● What the exercise asks
Write out every record in full, exactly as written, please.

● Recorded information
^^^^

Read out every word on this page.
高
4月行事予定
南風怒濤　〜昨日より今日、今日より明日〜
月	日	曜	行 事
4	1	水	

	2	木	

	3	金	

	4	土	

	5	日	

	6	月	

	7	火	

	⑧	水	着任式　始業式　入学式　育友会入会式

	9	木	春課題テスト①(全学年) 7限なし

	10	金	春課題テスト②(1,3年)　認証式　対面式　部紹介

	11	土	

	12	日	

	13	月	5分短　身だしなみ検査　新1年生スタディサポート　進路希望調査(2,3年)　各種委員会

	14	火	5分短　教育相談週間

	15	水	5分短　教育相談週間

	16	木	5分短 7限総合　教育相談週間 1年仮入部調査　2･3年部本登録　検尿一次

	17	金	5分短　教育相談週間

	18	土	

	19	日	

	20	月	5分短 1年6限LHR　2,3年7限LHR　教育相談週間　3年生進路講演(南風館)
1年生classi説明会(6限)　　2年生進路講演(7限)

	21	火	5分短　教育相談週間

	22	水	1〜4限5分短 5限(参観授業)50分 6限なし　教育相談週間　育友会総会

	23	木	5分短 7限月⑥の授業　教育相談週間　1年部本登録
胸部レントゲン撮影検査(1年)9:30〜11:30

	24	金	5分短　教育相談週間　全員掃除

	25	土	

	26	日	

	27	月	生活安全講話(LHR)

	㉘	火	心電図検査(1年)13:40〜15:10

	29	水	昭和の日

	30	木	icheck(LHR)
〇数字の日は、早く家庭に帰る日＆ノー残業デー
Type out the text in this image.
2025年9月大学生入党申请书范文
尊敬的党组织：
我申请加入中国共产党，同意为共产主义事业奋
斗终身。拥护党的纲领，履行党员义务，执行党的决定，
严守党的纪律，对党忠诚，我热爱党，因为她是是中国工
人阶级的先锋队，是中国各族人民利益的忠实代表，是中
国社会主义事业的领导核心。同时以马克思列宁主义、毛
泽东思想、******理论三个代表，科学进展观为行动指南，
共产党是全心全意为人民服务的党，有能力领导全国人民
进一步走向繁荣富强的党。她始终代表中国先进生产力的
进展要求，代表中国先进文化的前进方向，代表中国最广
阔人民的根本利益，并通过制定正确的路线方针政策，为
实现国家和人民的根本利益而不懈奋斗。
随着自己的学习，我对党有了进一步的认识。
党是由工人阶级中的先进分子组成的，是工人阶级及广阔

^^^^

● Solution to this task
Read out every word on this page.
高
4月行事予定
南風怒濤　〜昨日より今日、今日より明日〜
月	日	曜	行 事
4	1	水	

	2	木	

	3	金	

	4	土	

	5	日	

	6	月	

	7	火	

	⑧	水	着任式　始業式　入学式　育友会入会式

	9	木	春課題テスト①(全学年) 7限なし

	10	金	春課題テスト②(1,3年)　認証式　対面式　部紹介

	11	土	

	12	日	

	13	月	5分短　身だしなみ検査　新1年生スタディサポート　進路希望調査(2,3年)　各種委員会

	14	火	5分短　教育相談週間

	15	水	5分短　教育相談週間

	16	木	5分短 7限総合　教育相談週間 1年仮入部調査　2･3年部本登録　検尿一次

	17	金	5分短　教育相談週間

	18	土	

	19	日	

	20	月	5分短 1年6限LHR　2,3年7限LHR　教育相談週間　3年生進路講演(南風館)
1年生classi説明会(6限)　　2年生進路講演(7限)

	21	火	5分短　教育相談週間

	22	水	1〜4限5分短 5限(参観授業)50分 6限なし　教育相談週間　育友会総会

	23	木	5分短 7限月⑥の授業　教育相談週間　1年部本登録
胸部レントゲン撮影検査(1年)9:30〜11:30

	24	金	5分短　教育相談週間　全員掃除

	25	土	

	26	日	

	27	月	生活安全講話(LHR)

	㉘	火	心電図検査(1年)13:40〜15:10

	29	水	昭和の日

	30	木	icheck(LHR)
〇数字の日は、早く家庭に帰る日＆ノー残業デー
Type out the text in this image.
2025年9月大学生入党申请书范文
尊敬的党组织：
我申请加入中国共产党，同意为共产主义事业奋
斗终身。拥护党的纲领，履行党员义务，执行党的决定，
严守党的纪律，对党忠诚，我热爱党，因为她是是中国工
人阶级的先锋队，是中国各族人民利益的忠实代表，是中
国社会主义事业的领导核心。同时以马克思列宁主义、毛
泽东思想、******理论三个代表，科学进展观为行动指南，
共产党是全心全意为人民服务的党，有能力领导全国人民
进一步走向繁荣富强的党。她始终代表中国先进生产力的
进展要求，代表中国先进文化的前进方向，代表中国最广
阔人民的根本利益，并通过制定正确的路线方针政策，为
实现国家和人民的根本利益而不懈奋斗。
随着自己的学习，我对党有了进一步的认识。
党是由工人阶级中的先进分子组成的，是工人阶级及广阔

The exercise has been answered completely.